Extracted data entries:
───

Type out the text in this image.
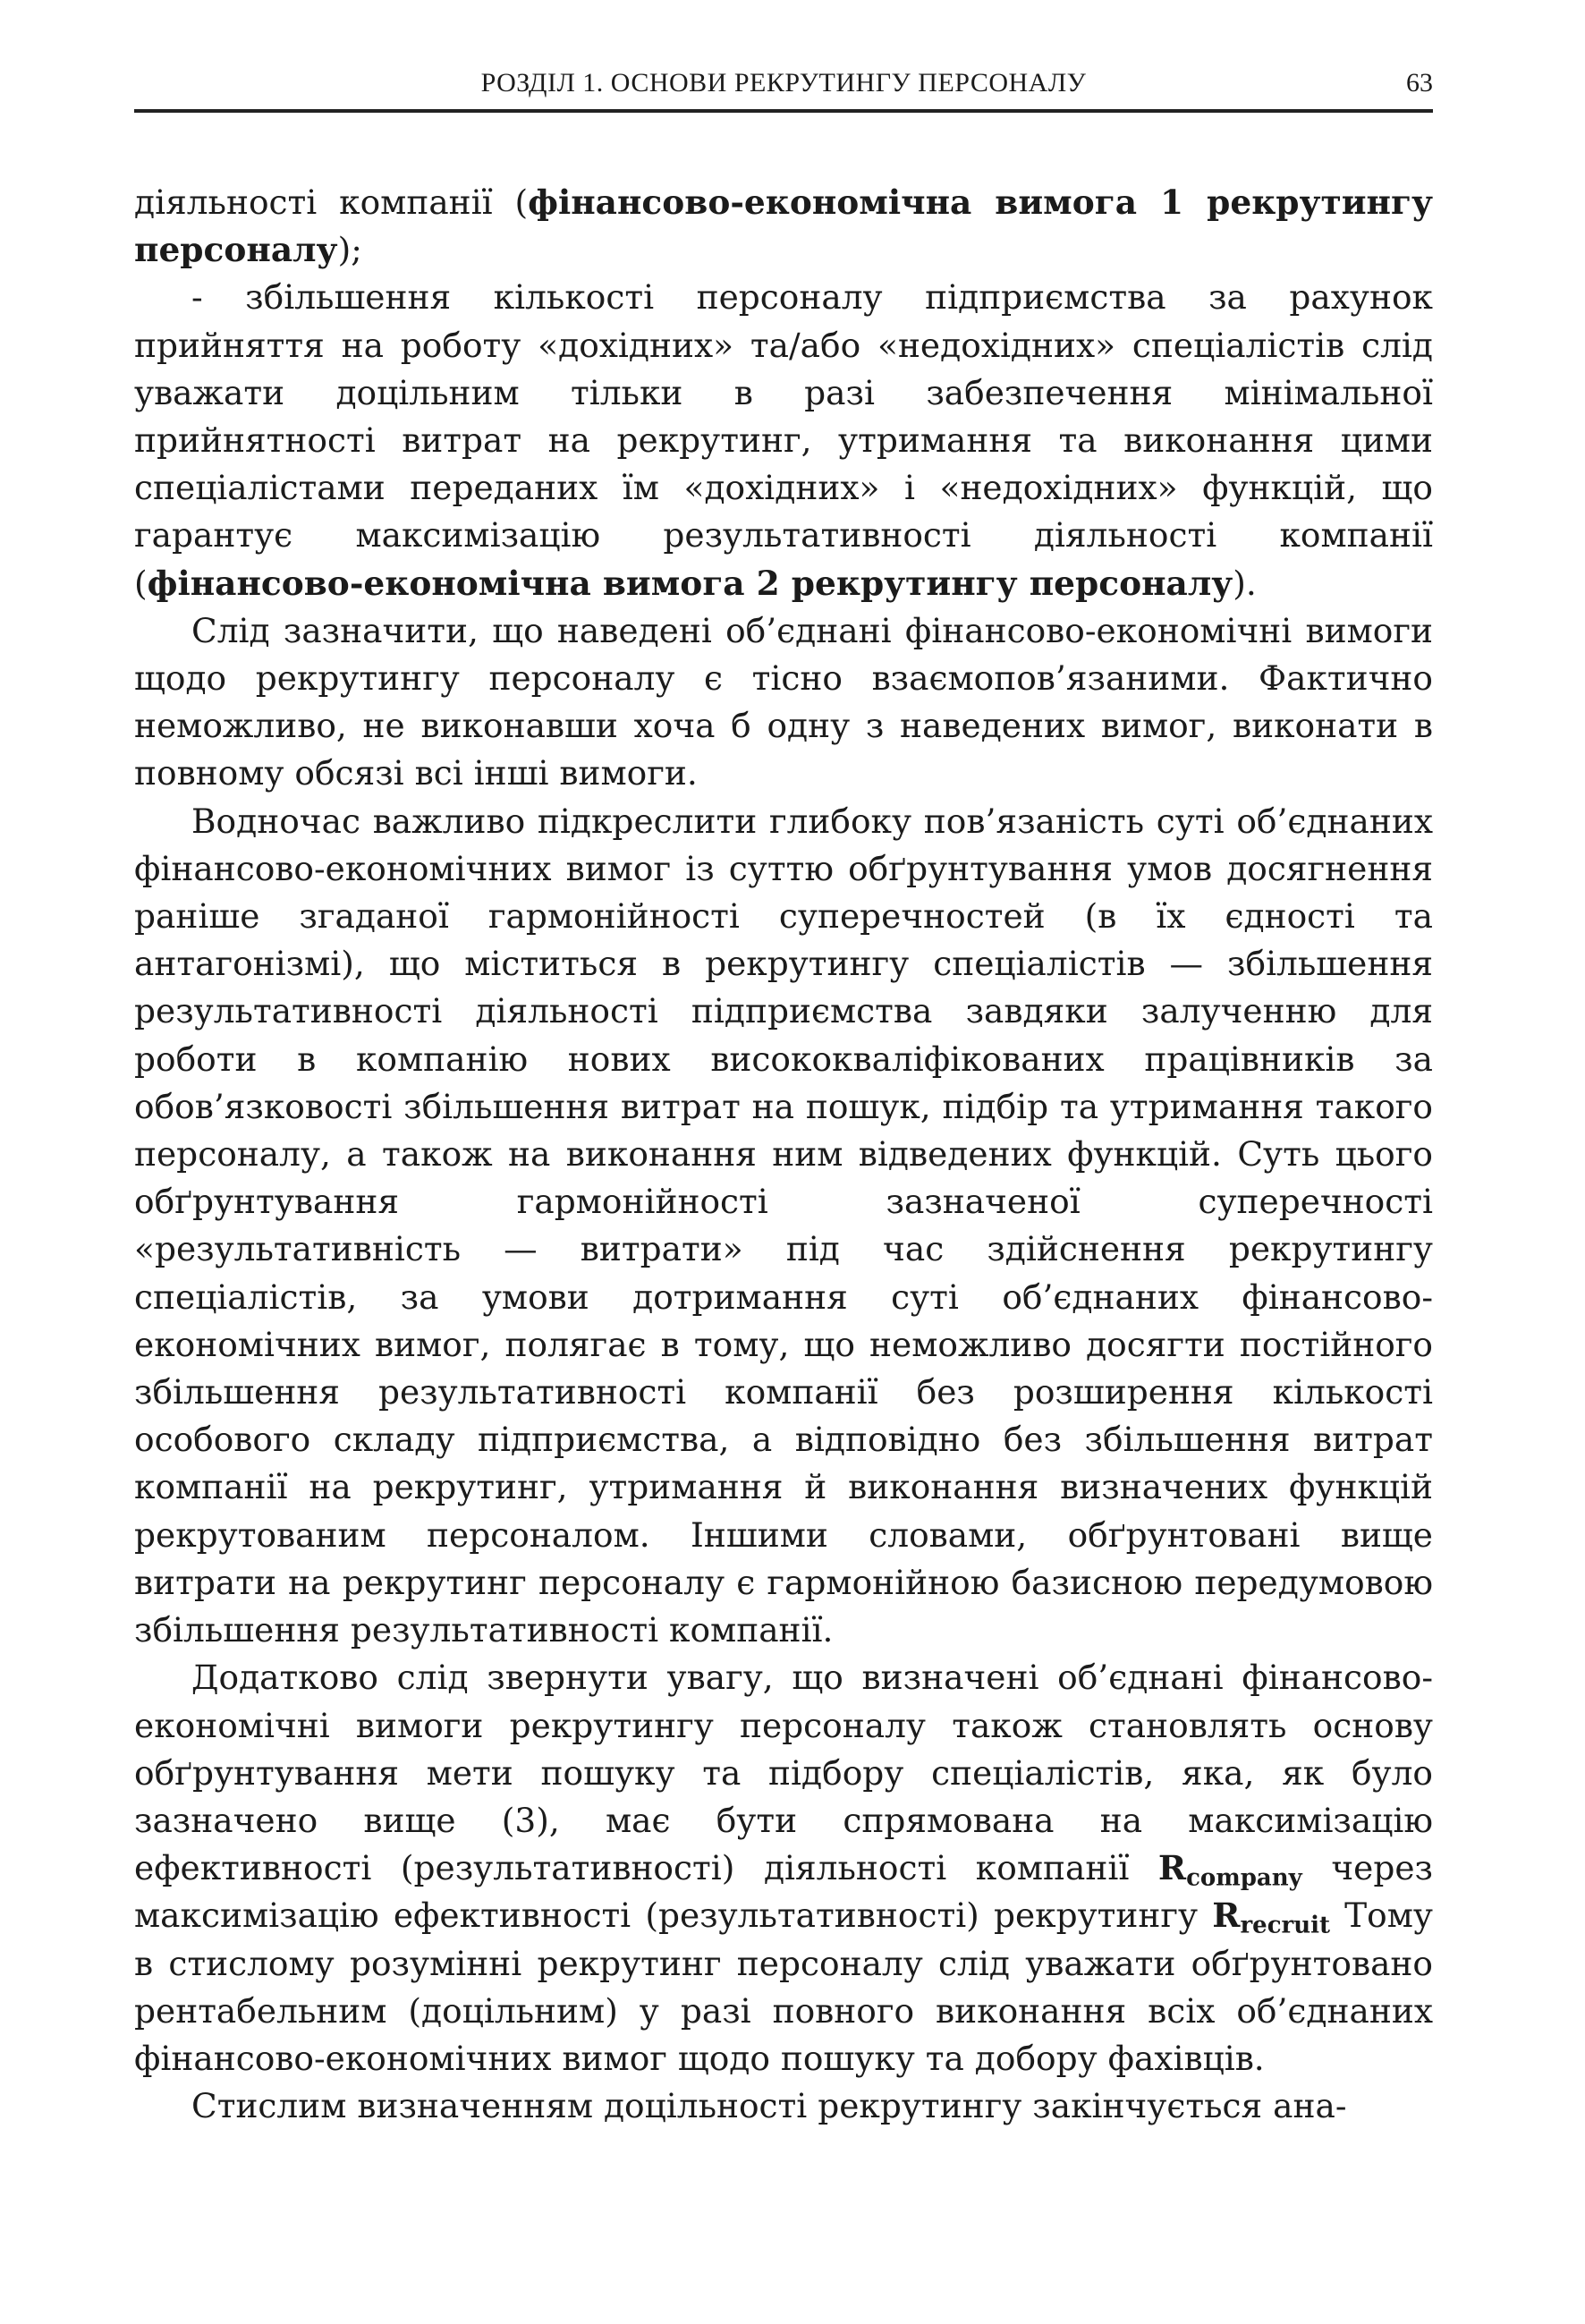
РОЗДІЛ 1. ОСНОВИ РЕКРУТИНГУ ПЕРСОНАЛУ	63

діяльності компанії (фінансово-економічна вимога 1 рекрутингу персоналу);

- збільшення кількості персоналу підприємства за рахунок прийняття на роботу «дохідних» та/або «недохідних» спеціалістів слід уважати доцільним тільки в разі забезпечення мінімальної прийнятності витрат на рекрутинг, утримання та виконання цими спеціалістами переданих їм «дохідних» і «недохідних» функцій, що гарантує максимізацію результативності діяльності компанії (фінансово-економічна вимога 2 рекрутингу персоналу).

Слід зазначити, що наведені об’єднані фінансово-економічні вимоги щодо рекрутингу персоналу є тісно взаємопов’язаними. Фактично неможливо, не виконавши хоча б одну з наведених вимог, виконати в повному обсязі всі інші вимоги.

Водночас важливо підкреслити глибоку пов’язаність суті об’єднаних фінансово-економічних вимог із суттю обґрунтування умов досягнення раніше згаданої гармонійності суперечностей (в їх єдності та антагонізмі), що міститься в рекрутингу спеціалістів — збільшення результативності діяльності підприємства завдяки залученню для роботи в компанію нових висококваліфікованих працівників за обов’язковості збільшення витрат на пошук, підбір та утримання такого персоналу, а також на виконання ним відведених функцій. Суть цього обґрунтування гармонійності зазначеної суперечності «результативність — витрати» під час здійснення рекрутингу спеціалістів, за умови дотримання суті об’єднаних фінансово-економічних вимог, полягає в тому, що неможливо досягти постійного збільшення результативності компанії без розширення кількості особового складу підприємства, а відповідно без збільшення витрат компанії на рекрутинг, утримання й виконання визначених функцій рекрутованим персоналом. Іншими словами, обґрунтовані вище витрати на рекрутинг персоналу є гармонійною базисною передумовою збільшення результативності компанії.

Додатково слід звернути увагу, що визначені об’єднані фінансово-економічні вимоги рекрутингу персоналу також становлять основу обґрунтування мети пошуку та підбору спеціалістів, яка, як було зазначено вище (3), має бути спрямована на максимізацію ефективності (результативності) діяльності компанії $R_{company}$ через максимізацію ефективності (результативності) рекрутингу $R_{recruit}$ Тому в стислому розумінні рекрутинг персоналу слід уважати обґрунтовано рентабельним (доцільним) у разі повного виконання всіх об’єднаних фінансово-економічних вимог щодо пошуку та добору фахівців.

Стислим визначенням доцільності рекрутингу закінчується ана-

───

- Task requirements
Without the pictures, copy the material exactly as given.

- Answer to this problem
Type out the text in this image.
РОЗДІЛ 1. ОСНОВИ РЕКРУТИНГУ ПЕРСОНАЛУ	63

діяльності компанії (фінансово-економічна вимога 1 рекрутингу персоналу);

- збільшення кількості персоналу підприємства за рахунок прийняття на роботу «дохідних» та/або «недохідних» спеціалістів слід уважати доцільним тільки в разі забезпечення мінімальної прийнятності витрат на рекрутинг, утримання та виконання цими спеціалістами переданих їм «дохідних» і «недохідних» функцій, що гарантує максимізацію результативності діяльності компанії (фінансово-економічна вимога 2 рекрутингу персоналу).

Слід зазначити, що наведені об’єднані фінансово-економічні вимоги щодо рекрутингу персоналу є тісно взаємопов’язаними. Фактично неможливо, не виконавши хоча б одну з наведених вимог, виконати в повному обсязі всі інші вимоги.

Водночас важливо підкреслити глибоку пов’язаність суті об’єднаних фінансово-економічних вимог із суттю обґрунтування умов досягнення раніше згаданої гармонійності суперечностей (в їх єдності та антагонізмі), що міститься в рекрутингу спеціалістів — збільшення результативності діяльності підприємства завдяки залученню для роботи в компанію нових висококваліфікованих працівників за обов’язковості збільшення витрат на пошук, підбір та утримання такого персоналу, а також на виконання ним відведених функцій. Суть цього обґрунтування гармонійності зазначеної суперечності «результативність — витрати» під час здійснення рекрутингу спеціалістів, за умови дотримання суті об’єднаних фінансово-економічних вимог, полягає в тому, що неможливо досягти постійного збільшення результативності компанії без розширення кількості особового складу підприємства, а відповідно без збільшення витрат компанії на рекрутинг, утримання й виконання визначених функцій рекрутованим персоналом. Іншими словами, обґрунтовані вище витрати на рекрутинг персоналу є гармонійною базисною передумовою збільшення результативності компанії.

Додатково слід звернути увагу, що визначені об’єднані фінансово-економічні вимоги рекрутингу персоналу також становлять основу обґрунтування мети пошуку та підбору спеціалістів, яка, як було зазначено вище (3), має бути спрямована на максимізацію ефективності (результативності) діяльності компанії $R_{company}$ через максимізацію ефективності (результативності) рекрутингу $R_{recruit}$ Тому в стислому розумінні рекрутинг персоналу слід уважати обґрунтовано рентабельним (доцільним) у разі повного виконання всіх об’єднаних фінансово-економічних вимог щодо пошуку та добору фахівців.

Стислим визначенням доцільності рекрутингу закінчується ана-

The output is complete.